> **Written instruction**: Output each entry verbatim and exclude every picture from it.

> **Extracted information**:
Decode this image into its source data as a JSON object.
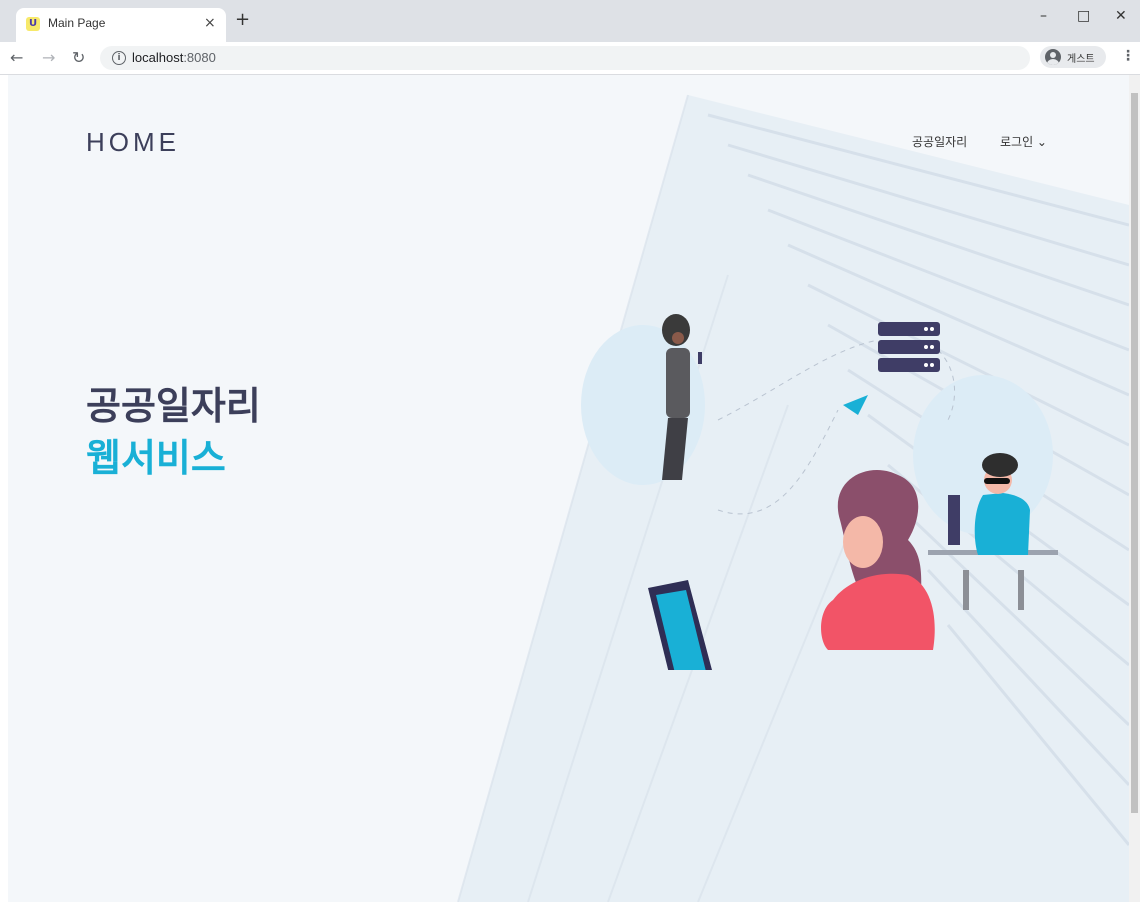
{
  "browser": {
    "tab_title": "Main Page",
    "favicon_letter": "U",
    "url_host": "localhost",
    "url_port": ":8080",
    "profile_label": "게스트",
    "new_tab": "+",
    "close": "×",
    "minimize": "–",
    "maximize": "□",
    "window_close": "✕"
  },
  "nav": {
    "brand": "HOME",
    "jobs": "공공일자리",
    "login": "로그인 ⌄"
  },
  "hero": {
    "line1": "공공일자리",
    "line2": "웹서비스"
  },
  "colors": {
    "accent": "#19b0d6",
    "heading": "#3c3f5a",
    "page_bg": "#f4f7fa"
  },
  "icons": [
    "back-arrow-icon",
    "forward-arrow-icon",
    "reload-icon",
    "info-icon",
    "profile-icon",
    "menu-dots-icon",
    "chevron-down-icon"
  ]
}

> **Result of the task**:
Decode this image into its source data as a JSON object.
{
  "browser": {
    "tab_title": "Main Page",
    "favicon_letter": "U",
    "url_host": "localhost",
    "url_port": ":8080",
    "profile_label": "게스트",
    "new_tab": "+",
    "close": "×",
    "minimize": "–",
    "maximize": "□",
    "window_close": "✕"
  },
  "nav": {
    "brand": "HOME",
    "jobs": "공공일자리",
    "login": "로그인 ⌄"
  },
  "hero": {
    "line1": "공공일자리",
    "line2": "웹서비스"
  },
  "colors": {
    "accent": "#19b0d6",
    "heading": "#3c3f5a",
    "page_bg": "#f4f7fa"
  },
  "icons": [
    "back-arrow-icon",
    "forward-arrow-icon",
    "reload-icon",
    "info-icon",
    "profile-icon",
    "menu-dots-icon",
    "chevron-down-icon"
  ]
}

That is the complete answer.